Records from a data collection:
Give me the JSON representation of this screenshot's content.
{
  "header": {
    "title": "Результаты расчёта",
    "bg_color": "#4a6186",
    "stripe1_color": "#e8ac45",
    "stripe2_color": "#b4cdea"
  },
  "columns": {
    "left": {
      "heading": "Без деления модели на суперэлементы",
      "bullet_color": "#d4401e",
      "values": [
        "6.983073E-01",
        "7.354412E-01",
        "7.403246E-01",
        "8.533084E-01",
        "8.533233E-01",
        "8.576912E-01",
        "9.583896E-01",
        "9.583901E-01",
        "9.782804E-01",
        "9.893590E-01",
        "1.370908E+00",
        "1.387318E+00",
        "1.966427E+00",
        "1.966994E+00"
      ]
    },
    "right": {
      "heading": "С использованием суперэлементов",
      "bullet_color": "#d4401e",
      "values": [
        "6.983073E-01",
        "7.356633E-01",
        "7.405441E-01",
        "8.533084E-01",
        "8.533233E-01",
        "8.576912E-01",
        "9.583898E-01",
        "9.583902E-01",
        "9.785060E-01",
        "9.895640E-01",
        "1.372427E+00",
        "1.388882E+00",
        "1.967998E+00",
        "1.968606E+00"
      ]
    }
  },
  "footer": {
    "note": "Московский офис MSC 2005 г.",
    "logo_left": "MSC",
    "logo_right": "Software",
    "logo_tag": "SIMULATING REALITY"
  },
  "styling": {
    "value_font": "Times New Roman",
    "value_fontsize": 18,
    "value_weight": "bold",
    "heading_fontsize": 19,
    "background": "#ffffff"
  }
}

* * *

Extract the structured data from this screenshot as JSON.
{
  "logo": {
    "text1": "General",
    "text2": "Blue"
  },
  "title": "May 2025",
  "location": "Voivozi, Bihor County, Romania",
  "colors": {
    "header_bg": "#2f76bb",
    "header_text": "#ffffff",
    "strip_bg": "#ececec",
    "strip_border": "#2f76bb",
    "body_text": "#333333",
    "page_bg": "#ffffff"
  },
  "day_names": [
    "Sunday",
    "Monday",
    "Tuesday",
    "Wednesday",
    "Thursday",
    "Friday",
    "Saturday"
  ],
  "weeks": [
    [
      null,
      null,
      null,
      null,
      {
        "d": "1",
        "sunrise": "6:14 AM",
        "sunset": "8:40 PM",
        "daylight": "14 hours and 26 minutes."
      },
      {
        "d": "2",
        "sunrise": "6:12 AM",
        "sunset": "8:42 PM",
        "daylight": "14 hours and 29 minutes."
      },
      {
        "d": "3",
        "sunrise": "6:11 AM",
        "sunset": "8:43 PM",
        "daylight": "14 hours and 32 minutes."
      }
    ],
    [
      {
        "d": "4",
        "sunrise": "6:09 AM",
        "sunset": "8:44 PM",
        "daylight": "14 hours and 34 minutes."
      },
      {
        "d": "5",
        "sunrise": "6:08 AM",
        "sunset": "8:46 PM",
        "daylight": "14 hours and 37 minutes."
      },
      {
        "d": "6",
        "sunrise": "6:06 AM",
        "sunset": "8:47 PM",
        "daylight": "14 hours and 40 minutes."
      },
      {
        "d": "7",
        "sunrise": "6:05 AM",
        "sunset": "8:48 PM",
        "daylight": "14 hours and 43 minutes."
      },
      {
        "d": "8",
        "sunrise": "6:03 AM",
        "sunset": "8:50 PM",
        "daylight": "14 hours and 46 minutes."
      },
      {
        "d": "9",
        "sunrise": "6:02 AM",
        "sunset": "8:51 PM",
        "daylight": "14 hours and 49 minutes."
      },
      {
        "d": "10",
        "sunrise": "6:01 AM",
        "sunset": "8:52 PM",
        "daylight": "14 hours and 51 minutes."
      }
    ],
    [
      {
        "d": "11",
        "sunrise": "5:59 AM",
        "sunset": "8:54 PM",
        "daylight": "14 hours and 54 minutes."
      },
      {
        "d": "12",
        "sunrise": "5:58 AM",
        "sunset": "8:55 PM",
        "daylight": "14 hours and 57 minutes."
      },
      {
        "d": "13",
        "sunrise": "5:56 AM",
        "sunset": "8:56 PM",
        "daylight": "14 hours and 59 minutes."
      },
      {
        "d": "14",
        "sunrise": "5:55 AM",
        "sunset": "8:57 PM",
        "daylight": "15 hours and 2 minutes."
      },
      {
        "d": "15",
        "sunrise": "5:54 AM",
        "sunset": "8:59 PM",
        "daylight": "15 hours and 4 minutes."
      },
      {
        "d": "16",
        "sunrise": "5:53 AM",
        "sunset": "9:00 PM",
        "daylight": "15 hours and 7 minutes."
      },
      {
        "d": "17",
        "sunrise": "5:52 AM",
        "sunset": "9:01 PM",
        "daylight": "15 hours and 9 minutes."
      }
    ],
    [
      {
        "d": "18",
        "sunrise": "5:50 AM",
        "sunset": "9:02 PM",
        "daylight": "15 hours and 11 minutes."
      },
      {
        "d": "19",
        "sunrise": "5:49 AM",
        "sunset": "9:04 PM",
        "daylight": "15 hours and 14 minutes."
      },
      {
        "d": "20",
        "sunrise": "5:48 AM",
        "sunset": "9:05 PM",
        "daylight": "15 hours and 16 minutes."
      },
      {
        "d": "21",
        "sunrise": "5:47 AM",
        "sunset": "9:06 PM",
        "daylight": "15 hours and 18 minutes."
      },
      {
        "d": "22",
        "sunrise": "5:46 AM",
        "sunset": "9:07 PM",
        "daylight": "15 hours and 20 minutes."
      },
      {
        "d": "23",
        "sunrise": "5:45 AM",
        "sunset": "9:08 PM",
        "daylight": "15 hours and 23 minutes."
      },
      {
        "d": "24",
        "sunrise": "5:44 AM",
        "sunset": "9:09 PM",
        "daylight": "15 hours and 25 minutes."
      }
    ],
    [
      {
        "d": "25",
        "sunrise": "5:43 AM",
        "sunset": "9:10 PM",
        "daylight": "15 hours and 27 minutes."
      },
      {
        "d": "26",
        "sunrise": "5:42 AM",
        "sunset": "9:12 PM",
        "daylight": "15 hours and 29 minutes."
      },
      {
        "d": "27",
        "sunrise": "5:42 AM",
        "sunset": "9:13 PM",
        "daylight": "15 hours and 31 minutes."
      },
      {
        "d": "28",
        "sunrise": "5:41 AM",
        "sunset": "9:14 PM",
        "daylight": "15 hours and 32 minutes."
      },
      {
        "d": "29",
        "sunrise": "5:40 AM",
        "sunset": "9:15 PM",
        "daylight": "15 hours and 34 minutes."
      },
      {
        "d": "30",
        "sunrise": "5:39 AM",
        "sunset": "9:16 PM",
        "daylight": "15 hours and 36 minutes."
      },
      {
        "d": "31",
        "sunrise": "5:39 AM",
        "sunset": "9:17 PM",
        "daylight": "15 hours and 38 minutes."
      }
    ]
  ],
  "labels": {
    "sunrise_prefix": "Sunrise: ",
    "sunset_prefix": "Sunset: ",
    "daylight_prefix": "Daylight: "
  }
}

## EXERCISE OBJECTIVE
Pull out and copy each line containing the string "JSON".

## EXERCISE RESPONSE
Give me the JSON representation of this screenshot's content.
Extract the structured data from this screenshot as JSON.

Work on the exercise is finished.